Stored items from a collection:
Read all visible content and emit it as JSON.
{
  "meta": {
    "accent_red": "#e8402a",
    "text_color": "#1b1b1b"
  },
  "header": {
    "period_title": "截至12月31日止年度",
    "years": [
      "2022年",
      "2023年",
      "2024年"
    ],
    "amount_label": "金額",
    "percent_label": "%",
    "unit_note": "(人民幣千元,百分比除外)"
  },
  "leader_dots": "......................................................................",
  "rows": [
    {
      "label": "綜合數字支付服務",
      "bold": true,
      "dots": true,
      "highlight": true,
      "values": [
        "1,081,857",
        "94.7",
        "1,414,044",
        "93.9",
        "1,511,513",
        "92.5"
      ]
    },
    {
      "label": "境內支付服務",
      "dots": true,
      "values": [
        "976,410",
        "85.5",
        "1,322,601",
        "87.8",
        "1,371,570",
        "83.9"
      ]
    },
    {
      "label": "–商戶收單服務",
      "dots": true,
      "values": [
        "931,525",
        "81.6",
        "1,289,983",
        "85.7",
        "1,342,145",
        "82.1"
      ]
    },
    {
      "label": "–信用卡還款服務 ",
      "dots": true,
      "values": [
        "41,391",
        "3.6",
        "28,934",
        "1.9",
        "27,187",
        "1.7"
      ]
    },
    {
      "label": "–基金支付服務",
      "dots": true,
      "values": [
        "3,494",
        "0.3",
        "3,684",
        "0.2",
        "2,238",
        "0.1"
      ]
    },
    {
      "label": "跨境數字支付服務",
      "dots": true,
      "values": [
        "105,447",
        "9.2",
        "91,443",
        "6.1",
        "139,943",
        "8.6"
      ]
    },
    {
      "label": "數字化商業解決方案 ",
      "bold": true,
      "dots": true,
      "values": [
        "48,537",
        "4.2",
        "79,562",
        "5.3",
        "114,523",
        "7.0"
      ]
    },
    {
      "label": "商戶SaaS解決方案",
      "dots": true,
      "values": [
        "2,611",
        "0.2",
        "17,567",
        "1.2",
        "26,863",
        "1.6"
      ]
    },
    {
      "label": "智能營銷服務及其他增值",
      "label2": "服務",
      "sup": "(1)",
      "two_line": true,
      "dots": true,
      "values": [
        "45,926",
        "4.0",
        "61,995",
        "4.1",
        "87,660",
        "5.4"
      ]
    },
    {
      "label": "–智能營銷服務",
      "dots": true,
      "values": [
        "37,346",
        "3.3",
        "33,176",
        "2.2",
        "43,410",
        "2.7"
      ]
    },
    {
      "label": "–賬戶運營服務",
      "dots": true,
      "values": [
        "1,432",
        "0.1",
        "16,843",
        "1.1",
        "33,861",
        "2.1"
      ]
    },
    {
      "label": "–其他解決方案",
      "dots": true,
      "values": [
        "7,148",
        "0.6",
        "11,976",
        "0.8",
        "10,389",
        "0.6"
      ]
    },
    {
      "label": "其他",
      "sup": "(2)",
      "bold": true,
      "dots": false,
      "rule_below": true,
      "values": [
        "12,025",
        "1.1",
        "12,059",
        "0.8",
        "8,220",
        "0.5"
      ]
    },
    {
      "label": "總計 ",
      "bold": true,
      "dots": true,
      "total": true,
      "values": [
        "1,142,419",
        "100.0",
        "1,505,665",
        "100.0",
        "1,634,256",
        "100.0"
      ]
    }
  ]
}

What you will do: Print every entry exactly as written.

Exercise response:
Read all visible content and emit it as JSON.
{
  "meta": {
    "accent_red": "#e8402a",
    "text_color": "#1b1b1b"
  },
  "header": {
    "period_title": "截至12月31日止年度",
    "years": [
      "2022年",
      "2023年",
      "2024年"
    ],
    "amount_label": "金額",
    "percent_label": "%",
    "unit_note": "(人民幣千元,百分比除外)"
  },
  "leader_dots": "......................................................................",
  "rows": [
    {
      "label": "綜合數字支付服務",
      "bold": true,
      "dots": true,
      "highlight": true,
      "values": [
        "1,081,857",
        "94.7",
        "1,414,044",
        "93.9",
        "1,511,513",
        "92.5"
      ]
    },
    {
      "label": "境內支付服務",
      "dots": true,
      "values": [
        "976,410",
        "85.5",
        "1,322,601",
        "87.8",
        "1,371,570",
        "83.9"
      ]
    },
    {
      "label": "–商戶收單服務",
      "dots": true,
      "values": [
        "931,525",
        "81.6",
        "1,289,983",
        "85.7",
        "1,342,145",
        "82.1"
      ]
    },
    {
      "label": "–信用卡還款服務 ",
      "dots": true,
      "values": [
        "41,391",
        "3.6",
        "28,934",
        "1.9",
        "27,187",
        "1.7"
      ]
    },
    {
      "label": "–基金支付服務",
      "dots": true,
      "values": [
        "3,494",
        "0.3",
        "3,684",
        "0.2",
        "2,238",
        "0.1"
      ]
    },
    {
      "label": "跨境數字支付服務",
      "dots": true,
      "values": [
        "105,447",
        "9.2",
        "91,443",
        "6.1",
        "139,943",
        "8.6"
      ]
    },
    {
      "label": "數字化商業解決方案 ",
      "bold": true,
      "dots": true,
      "values": [
        "48,537",
        "4.2",
        "79,562",
        "5.3",
        "114,523",
        "7.0"
      ]
    },
    {
      "label": "商戶SaaS解決方案",
      "dots": true,
      "values": [
        "2,611",
        "0.2",
        "17,567",
        "1.2",
        "26,863",
        "1.6"
      ]
    },
    {
      "label": "智能營銷服務及其他增值",
      "label2": "服務",
      "sup": "(1)",
      "two_line": true,
      "dots": true,
      "values": [
        "45,926",
        "4.0",
        "61,995",
        "4.1",
        "87,660",
        "5.4"
      ]
    },
    {
      "label": "–智能營銷服務",
      "dots": true,
      "values": [
        "37,346",
        "3.3",
        "33,176",
        "2.2",
        "43,410",
        "2.7"
      ]
    },
    {
      "label": "–賬戶運營服務",
      "dots": true,
      "values": [
        "1,432",
        "0.1",
        "16,843",
        "1.1",
        "33,861",
        "2.1"
      ]
    },
    {
      "label": "–其他解決方案",
      "dots": true,
      "values": [
        "7,148",
        "0.6",
        "11,976",
        "0.8",
        "10,389",
        "0.6"
      ]
    },
    {
      "label": "其他",
      "sup": "(2)",
      "bold": true,
      "dots": false,
      "rule_below": true,
      "values": [
        "12,025",
        "1.1",
        "12,059",
        "0.8",
        "8,220",
        "0.5"
      ]
    },
    {
      "label": "總計 ",
      "bold": true,
      "dots": true,
      "total": true,
      "values": [
        "1,142,419",
        "100.0",
        "1,505,665",
        "100.0",
        "1,634,256",
        "100.0"
      ]
    }
  ]
}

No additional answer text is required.